Objective → Work out how many lines of the records contain "sickle". Answer with the number and nothing else.

Task input →
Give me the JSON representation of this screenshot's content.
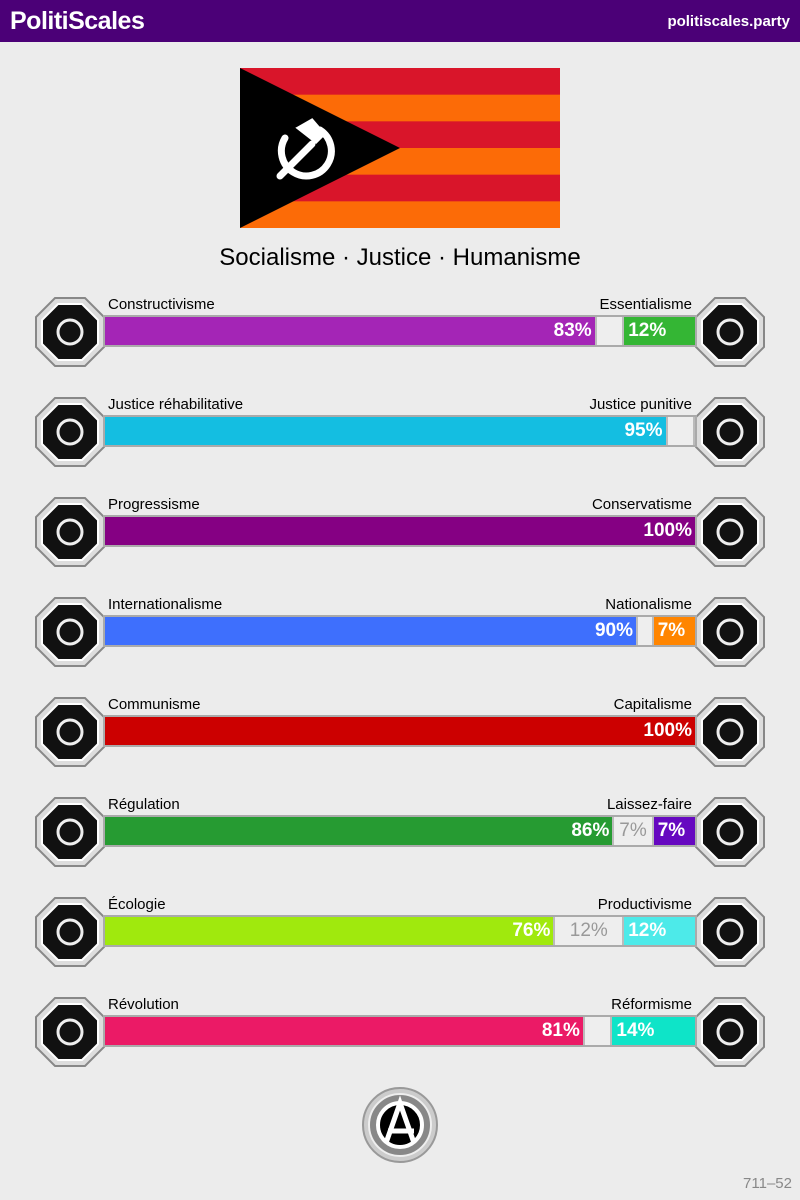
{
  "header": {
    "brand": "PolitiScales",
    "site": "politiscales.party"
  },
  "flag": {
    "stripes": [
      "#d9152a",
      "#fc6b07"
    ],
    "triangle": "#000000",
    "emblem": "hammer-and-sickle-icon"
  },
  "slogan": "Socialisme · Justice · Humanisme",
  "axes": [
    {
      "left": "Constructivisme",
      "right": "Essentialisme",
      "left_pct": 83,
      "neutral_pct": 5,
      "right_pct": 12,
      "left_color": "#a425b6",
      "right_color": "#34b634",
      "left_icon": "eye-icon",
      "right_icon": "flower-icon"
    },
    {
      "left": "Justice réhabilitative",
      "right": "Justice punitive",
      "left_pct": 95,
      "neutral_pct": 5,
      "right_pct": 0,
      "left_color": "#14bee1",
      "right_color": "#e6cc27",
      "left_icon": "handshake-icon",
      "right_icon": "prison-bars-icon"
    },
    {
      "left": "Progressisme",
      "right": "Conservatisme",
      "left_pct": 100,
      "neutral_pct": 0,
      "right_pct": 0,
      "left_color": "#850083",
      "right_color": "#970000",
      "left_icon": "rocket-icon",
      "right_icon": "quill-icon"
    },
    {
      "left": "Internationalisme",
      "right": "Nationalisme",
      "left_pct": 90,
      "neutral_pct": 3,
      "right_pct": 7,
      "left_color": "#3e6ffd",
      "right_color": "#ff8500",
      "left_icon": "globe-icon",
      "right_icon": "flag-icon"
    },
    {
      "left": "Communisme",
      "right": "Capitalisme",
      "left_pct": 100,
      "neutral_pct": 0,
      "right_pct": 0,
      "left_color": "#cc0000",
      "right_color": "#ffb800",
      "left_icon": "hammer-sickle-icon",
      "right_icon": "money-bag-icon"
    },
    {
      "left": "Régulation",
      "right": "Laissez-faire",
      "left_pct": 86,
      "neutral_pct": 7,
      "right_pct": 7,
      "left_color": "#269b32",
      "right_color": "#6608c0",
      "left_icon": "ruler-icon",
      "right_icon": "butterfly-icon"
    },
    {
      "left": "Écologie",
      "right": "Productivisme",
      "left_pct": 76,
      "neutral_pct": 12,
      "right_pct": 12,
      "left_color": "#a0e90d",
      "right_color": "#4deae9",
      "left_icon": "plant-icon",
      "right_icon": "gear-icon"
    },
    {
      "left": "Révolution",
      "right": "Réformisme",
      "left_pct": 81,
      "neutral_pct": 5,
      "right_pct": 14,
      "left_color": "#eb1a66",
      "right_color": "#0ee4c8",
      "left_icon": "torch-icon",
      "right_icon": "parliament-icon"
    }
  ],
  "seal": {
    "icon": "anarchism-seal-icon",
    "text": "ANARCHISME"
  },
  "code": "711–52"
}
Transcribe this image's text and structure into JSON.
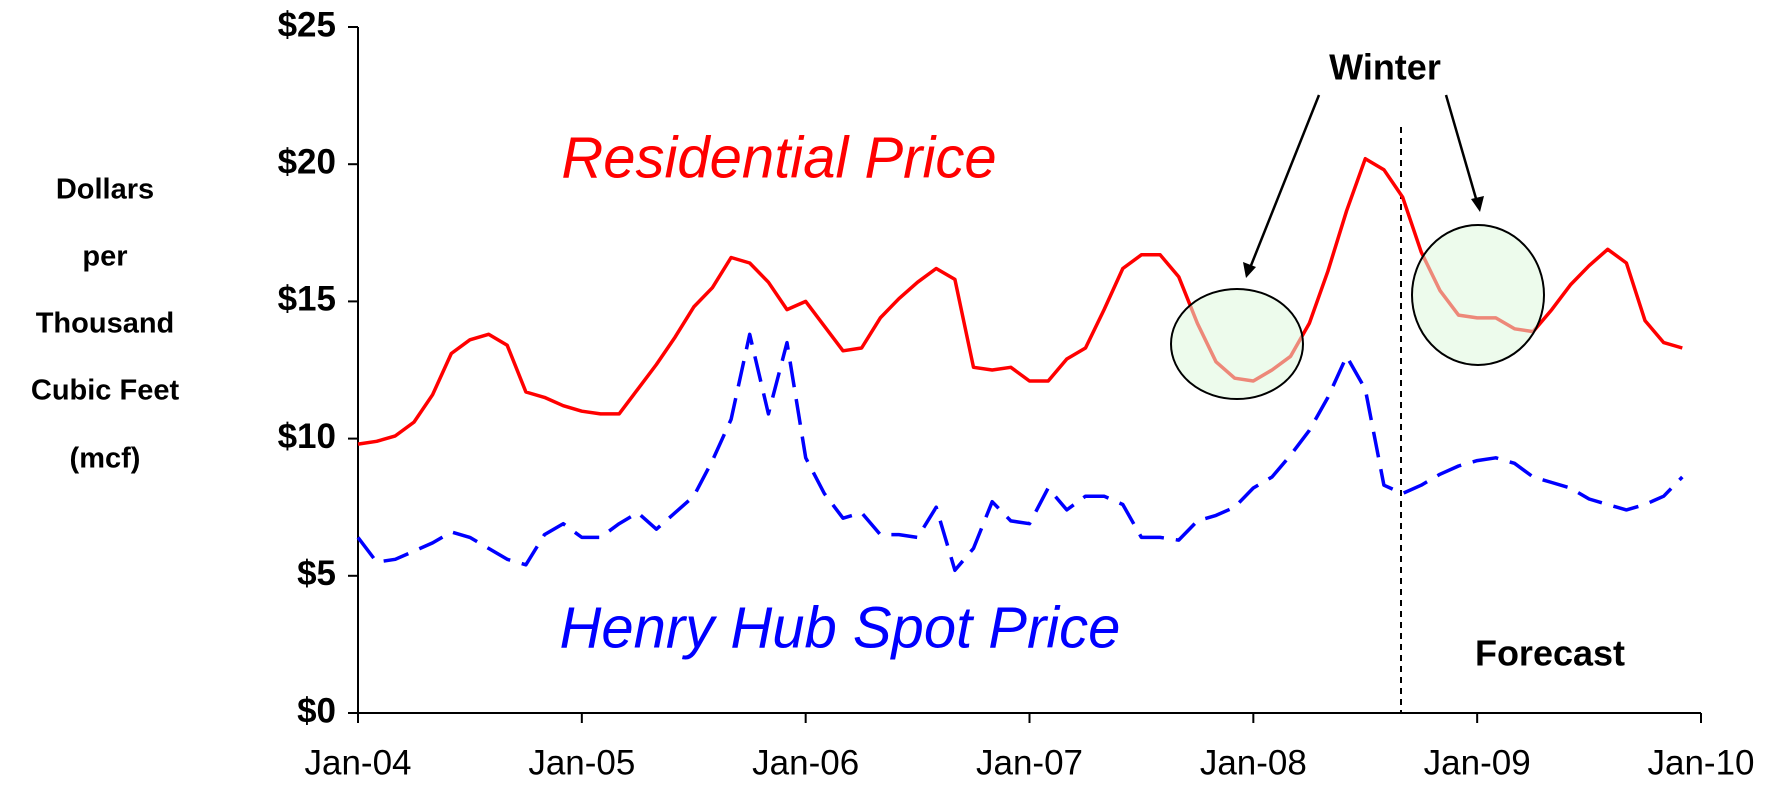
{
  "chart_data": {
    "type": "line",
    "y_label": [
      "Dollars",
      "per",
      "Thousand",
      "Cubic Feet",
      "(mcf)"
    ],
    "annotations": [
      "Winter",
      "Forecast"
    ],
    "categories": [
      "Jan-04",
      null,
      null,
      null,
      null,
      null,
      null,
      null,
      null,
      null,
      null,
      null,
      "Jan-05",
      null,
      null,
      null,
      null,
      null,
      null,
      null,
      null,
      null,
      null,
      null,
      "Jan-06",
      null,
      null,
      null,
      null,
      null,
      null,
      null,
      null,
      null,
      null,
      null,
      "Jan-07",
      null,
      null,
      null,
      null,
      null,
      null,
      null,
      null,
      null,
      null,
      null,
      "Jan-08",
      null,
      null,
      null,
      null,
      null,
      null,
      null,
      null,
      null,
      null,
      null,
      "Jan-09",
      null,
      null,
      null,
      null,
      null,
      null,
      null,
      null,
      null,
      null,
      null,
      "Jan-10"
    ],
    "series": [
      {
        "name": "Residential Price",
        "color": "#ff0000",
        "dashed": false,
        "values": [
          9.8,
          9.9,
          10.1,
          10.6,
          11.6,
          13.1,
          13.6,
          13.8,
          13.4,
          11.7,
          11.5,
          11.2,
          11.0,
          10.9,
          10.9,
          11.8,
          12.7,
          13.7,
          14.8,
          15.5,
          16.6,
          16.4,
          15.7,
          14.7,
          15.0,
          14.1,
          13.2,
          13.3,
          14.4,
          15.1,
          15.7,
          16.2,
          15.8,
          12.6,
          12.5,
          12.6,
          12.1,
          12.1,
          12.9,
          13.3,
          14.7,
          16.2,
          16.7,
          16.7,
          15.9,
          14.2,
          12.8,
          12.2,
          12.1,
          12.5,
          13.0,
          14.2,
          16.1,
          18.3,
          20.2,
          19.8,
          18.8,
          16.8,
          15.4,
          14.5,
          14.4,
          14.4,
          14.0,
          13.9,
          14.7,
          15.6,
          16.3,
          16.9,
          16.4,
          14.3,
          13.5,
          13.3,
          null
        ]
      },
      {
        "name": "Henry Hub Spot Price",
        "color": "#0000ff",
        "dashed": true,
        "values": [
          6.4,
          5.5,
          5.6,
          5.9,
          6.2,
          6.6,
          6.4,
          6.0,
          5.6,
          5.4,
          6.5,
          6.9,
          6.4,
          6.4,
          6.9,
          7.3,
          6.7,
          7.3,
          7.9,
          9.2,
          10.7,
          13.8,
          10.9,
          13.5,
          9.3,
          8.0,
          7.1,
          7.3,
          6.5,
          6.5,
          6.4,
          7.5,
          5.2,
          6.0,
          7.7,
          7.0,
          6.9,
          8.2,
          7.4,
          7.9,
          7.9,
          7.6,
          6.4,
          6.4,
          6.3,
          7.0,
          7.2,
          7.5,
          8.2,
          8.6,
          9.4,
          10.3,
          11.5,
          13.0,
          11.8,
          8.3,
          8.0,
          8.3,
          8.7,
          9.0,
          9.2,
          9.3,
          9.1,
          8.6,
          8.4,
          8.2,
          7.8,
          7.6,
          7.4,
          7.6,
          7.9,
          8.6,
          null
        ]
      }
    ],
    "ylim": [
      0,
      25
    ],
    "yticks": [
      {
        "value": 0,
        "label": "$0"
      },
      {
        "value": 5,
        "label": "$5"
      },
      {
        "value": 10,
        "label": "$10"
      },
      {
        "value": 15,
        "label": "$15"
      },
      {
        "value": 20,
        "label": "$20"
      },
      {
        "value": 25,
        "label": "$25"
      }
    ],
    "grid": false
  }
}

Reply → 2